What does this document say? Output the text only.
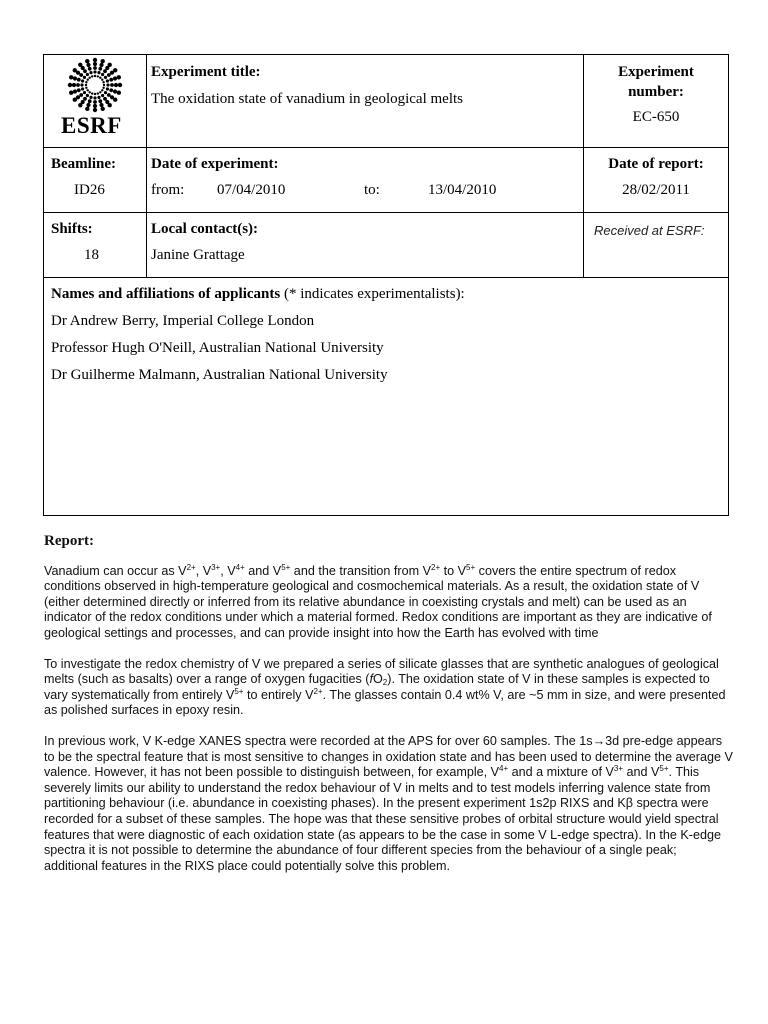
ESRF
Experiment title:
The oxidation state of vanadium in geological melts
Experiment
number:
EC-650
Beamline:
ID26
Date of experiment:
from: 07/04/2010	to:	13/04/2010
Date of report:
28/02/2011
Shifts:
18
Local contact(s):
Janine Grattage
Received at ESRF:
Names and affiliations of applicants (* indicates experimentalists):
Dr Andrew Berry, Imperial College London
Professor Hugh O'Neill, Australian National University
Dr Guilherme Malmann, Australian National University
Report:

Vanadium can occur as $V^{2+}$, $V^{3+}$, $V^{4+}$ and $V^{5+}$ and the transition from $V^{2+}$ to $V^{5+}$ covers the entire spectrum of redox conditions observed in high-temperature geological and cosmochemical materials. As a result, the oxidation state of V (either determined directly or inferred from its relative abundance in coexisting crystals and melt) can be used as an indicator of the redox conditions under which a material formed. Redox conditions are important as they are indicative of geological settings and processes, and can provide insight into how the Earth has evolved with time

To investigate the redox chemistry of V we prepared a series of silicate glasses that are synthetic analogues of geological melts (such as basalts) over a range of oxygen fugacities $(fO_2)$. The oxidation state of V in these samples is expected to vary systematically from entirely $V^{5+}$ to entirely $V^{2+}$. The glasses contain 0.4 wt% V, are ~5 mm in size, and were presented as polished surfaces in epoxy resin.

In previous work, V K-edge XANES spectra were recorded at the APS for over 60 samples. The 1s→3d pre-edge appears to be the spectral feature that is most sensitive to changes in oxidation state and has been used to determine the average V valence. However, it has not been possible to distinguish between, for example, $V^{4+}$ and a mixture of $V^{3+}$ and $V^{5+}$. This severely limits our ability to understand the redox behaviour of V in melts and to test models inferring valence state from partitioning behaviour (i.e. abundance in coexisting phases). In the present experiment 1s2p RIXS and Kβ spectra were recorded for a subset of these samples. The hope was that these sensitive probes of orbital structure would yield spectral features that were diagnostic of each oxidation state (as appears to be the case in some V L-edge spectra). In the K-edge spectra it is not possible to determine the abundance of four different species from the behaviour of a single peak; additional features in the RIXS place could potentially solve this problem.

• **WHAT THE TASK ASKS**:
Reproduce each entry precisely, dropping only the pictures.

• **REPLY TO THE TASK**:
What does this document say? Output the text only.
ESRF
Experiment title:
The oxidation state of vanadium in geological melts
Experiment
number:
EC-650
Beamline:
ID26
Date of experiment:
from: 07/04/2010	to:	13/04/2010
Date of report:
28/02/2011
Shifts:
18
Local contact(s):
Janine Grattage
Received at ESRF:
Names and affiliations of applicants (* indicates experimentalists):
Dr Andrew Berry, Imperial College London
Professor Hugh O'Neill, Australian National University
Dr Guilherme Malmann, Australian National University
Report:

Vanadium can occur as $V^{2+}$, $V^{3+}$, $V^{4+}$ and $V^{5+}$ and the transition from $V^{2+}$ to $V^{5+}$ covers the entire spectrum of redox conditions observed in high-temperature geological and cosmochemical materials. As a result, the oxidation state of V (either determined directly or inferred from its relative abundance in coexisting crystals and melt) can be used as an indicator of the redox conditions under which a material formed. Redox conditions are important as they are indicative of geological settings and processes, and can provide insight into how the Earth has evolved with time

To investigate the redox chemistry of V we prepared a series of silicate glasses that are synthetic analogues of geological melts (such as basalts) over a range of oxygen fugacities $(fO_2)$. The oxidation state of V in these samples is expected to vary systematically from entirely $V^{5+}$ to entirely $V^{2+}$. The glasses contain 0.4 wt% V, are ~5 mm in size, and were presented as polished surfaces in epoxy resin.

In previous work, V K-edge XANES spectra were recorded at the APS for over 60 samples. The 1s→3d pre-edge appears to be the spectral feature that is most sensitive to changes in oxidation state and has been used to determine the average V valence. However, it has not been possible to distinguish between, for example, $V^{4+}$ and a mixture of $V^{3+}$ and $V^{5+}$. This severely limits our ability to understand the redox behaviour of V in melts and to test models inferring valence state from partitioning behaviour (i.e. abundance in coexisting phases). In the present experiment 1s2p RIXS and Kβ spectra were recorded for a subset of these samples. The hope was that these sensitive probes of orbital structure would yield spectral features that were diagnostic of each oxidation state (as appears to be the case in some V L-edge spectra). In the K-edge spectra it is not possible to determine the abundance of four different species from the behaviour of a single peak; additional features in the RIXS place could potentially solve this problem.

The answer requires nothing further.